Give every line from the start of the records through the line containing "code-meaning: Incendiary [592,746,660,765]" as a numbered list, leaving out any blank lines.

-----

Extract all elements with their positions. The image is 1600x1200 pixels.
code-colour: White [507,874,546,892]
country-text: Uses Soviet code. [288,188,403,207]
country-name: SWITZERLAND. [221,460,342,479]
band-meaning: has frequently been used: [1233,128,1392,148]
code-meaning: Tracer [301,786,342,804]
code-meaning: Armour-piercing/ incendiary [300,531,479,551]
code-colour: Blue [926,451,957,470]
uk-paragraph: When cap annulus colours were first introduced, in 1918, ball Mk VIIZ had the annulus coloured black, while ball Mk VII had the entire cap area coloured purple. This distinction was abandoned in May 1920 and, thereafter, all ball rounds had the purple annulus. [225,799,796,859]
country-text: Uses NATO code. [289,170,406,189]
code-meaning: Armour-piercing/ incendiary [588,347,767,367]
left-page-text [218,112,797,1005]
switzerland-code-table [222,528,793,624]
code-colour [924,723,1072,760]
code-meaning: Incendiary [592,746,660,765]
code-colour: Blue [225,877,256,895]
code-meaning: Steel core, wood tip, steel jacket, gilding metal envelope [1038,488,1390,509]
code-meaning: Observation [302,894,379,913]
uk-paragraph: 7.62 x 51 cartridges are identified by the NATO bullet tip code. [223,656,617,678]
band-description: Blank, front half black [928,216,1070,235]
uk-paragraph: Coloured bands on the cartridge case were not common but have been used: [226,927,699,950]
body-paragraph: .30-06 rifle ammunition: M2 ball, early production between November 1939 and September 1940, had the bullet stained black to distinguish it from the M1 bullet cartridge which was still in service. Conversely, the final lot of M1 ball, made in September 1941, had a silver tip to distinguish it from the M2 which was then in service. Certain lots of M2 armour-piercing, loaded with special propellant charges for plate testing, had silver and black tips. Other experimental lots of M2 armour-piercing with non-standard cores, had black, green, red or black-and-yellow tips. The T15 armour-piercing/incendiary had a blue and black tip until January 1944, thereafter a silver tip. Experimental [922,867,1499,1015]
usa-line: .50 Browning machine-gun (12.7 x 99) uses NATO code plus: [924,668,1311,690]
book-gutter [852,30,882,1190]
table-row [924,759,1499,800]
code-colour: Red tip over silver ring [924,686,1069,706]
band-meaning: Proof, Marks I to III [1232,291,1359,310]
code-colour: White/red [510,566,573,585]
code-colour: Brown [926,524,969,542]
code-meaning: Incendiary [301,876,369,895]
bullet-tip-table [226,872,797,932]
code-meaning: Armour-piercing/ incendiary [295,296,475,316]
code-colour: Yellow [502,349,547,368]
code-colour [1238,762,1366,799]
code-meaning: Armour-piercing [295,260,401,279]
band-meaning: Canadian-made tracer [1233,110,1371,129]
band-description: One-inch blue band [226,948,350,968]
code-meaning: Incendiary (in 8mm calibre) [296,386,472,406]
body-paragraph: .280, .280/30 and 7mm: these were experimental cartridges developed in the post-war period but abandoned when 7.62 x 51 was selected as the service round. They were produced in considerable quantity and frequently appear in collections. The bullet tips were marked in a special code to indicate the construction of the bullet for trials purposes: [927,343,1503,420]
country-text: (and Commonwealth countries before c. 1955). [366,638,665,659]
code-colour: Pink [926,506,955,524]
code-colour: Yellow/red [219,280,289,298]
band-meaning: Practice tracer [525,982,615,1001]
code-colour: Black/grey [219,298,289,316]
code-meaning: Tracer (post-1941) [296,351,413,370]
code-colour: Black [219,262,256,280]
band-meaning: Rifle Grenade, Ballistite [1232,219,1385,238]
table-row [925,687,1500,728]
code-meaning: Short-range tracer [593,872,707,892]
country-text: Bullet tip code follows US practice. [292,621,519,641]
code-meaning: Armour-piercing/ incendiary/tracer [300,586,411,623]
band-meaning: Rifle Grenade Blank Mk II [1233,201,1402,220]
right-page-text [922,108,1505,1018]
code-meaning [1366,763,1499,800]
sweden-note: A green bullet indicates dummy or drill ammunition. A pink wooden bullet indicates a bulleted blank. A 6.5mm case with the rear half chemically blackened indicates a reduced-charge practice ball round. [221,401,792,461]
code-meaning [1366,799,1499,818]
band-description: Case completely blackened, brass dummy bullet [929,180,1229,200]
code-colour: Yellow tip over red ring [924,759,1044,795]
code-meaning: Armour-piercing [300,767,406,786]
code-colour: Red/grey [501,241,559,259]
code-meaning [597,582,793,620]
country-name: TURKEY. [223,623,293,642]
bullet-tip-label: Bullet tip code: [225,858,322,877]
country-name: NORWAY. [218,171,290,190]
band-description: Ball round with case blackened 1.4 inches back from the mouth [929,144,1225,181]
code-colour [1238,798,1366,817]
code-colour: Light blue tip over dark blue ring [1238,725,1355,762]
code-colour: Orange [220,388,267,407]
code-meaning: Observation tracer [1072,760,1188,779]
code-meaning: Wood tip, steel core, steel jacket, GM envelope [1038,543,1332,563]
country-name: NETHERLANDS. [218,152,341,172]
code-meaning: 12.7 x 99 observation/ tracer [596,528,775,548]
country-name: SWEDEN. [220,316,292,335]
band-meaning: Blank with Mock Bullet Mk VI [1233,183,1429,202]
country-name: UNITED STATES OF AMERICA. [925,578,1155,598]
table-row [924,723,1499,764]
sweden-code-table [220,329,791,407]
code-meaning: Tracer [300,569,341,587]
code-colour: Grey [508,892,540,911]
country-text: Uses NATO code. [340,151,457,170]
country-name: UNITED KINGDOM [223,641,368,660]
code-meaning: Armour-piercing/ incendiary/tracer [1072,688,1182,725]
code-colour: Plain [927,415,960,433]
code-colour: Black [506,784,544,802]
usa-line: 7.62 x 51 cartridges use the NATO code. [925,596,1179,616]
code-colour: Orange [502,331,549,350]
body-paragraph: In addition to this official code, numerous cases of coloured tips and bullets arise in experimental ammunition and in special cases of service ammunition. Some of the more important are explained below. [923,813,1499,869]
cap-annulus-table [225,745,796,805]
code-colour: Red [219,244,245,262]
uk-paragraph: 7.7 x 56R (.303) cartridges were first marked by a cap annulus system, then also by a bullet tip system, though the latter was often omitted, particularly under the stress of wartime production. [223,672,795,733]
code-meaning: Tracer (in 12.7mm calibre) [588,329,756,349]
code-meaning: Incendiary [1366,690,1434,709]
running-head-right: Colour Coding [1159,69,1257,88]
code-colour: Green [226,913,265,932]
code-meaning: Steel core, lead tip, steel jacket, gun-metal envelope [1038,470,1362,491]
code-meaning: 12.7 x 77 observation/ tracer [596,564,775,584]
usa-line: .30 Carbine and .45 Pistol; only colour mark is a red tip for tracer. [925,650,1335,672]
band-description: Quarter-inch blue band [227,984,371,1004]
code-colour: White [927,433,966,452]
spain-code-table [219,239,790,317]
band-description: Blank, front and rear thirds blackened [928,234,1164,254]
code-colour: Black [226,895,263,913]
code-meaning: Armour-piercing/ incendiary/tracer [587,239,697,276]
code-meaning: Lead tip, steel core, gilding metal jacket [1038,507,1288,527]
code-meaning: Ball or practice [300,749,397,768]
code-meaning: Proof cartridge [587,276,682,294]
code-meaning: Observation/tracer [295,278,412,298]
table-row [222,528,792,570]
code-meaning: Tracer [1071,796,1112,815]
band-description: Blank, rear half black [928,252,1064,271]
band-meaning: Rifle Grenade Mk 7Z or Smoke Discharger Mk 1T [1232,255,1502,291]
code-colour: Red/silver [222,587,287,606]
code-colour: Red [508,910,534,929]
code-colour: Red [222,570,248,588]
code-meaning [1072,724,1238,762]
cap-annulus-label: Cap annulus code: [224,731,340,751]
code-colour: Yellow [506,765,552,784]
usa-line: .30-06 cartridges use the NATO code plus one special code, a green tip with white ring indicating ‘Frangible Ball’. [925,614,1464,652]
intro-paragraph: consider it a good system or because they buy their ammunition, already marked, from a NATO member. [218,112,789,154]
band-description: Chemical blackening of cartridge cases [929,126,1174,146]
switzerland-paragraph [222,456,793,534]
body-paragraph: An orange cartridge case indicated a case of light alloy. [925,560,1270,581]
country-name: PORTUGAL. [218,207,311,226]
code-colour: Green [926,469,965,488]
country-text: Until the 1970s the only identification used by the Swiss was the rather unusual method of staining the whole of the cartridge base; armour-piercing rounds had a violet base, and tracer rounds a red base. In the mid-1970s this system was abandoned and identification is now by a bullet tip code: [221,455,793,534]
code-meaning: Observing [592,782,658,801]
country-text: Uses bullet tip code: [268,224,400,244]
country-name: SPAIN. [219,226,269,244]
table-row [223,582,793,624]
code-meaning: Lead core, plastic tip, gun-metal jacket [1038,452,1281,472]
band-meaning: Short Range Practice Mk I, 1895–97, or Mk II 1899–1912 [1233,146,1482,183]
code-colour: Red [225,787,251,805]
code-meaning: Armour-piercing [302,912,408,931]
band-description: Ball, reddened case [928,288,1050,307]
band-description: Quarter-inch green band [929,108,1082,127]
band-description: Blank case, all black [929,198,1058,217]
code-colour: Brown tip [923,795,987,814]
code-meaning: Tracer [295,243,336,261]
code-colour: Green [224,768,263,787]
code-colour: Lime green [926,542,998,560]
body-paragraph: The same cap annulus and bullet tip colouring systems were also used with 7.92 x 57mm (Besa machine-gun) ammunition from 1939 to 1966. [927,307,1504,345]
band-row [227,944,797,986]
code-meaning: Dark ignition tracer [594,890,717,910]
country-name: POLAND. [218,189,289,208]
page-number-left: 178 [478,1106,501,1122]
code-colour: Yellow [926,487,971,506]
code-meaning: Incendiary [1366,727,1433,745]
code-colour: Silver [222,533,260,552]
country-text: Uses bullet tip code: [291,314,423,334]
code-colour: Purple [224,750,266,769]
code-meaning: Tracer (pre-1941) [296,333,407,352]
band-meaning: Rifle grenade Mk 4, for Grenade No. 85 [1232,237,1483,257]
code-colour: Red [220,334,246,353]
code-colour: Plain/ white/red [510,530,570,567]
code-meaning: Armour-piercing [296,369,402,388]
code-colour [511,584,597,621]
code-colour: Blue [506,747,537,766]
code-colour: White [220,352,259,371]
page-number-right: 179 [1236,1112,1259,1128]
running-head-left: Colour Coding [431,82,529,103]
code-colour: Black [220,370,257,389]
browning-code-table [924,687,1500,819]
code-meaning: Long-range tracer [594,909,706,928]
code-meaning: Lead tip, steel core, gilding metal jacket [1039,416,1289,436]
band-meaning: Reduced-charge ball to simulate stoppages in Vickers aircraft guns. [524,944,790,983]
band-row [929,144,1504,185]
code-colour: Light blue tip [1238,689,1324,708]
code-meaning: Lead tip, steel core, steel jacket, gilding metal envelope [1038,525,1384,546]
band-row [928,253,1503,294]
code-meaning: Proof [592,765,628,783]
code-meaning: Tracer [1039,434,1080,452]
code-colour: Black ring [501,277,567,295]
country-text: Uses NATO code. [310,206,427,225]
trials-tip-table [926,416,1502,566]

-----

Full output:
1. Extract all elements with their positions. The image is 1600x1200 pixels.
2. code-colour: White [507,874,546,892]
3. country-text: Uses Soviet code. [288,188,403,207]
4. country-name: SWITZERLAND. [221,460,342,479]
5. band-meaning: has frequently been used: [1233,128,1392,148]
6. code-meaning: Tracer [301,786,342,804]
7. code-meaning: Armour-piercing/ incendiary [300,531,479,551]
8. code-colour: Blue [926,451,957,470]
9. uk-paragraph: When cap annulus colours were first introduced, in 1918, ball Mk VIIZ had the annulus coloured black, while ball Mk VII had the entire cap area coloured purple. This distinction was abandoned in May 1920 and, thereafter, all ball rounds had the purple annulus. [225,799,796,859]
10. country-text: Uses NATO code. [289,170,406,189]
11. code-meaning: Armour-piercing/ incendiary [588,347,767,367]
12. left-page-text [218,112,797,1005]
13. switzerland-code-table [222,528,793,624]
14. code-colour [924,723,1072,760]
15. code-meaning: Incendiary [592,746,660,765]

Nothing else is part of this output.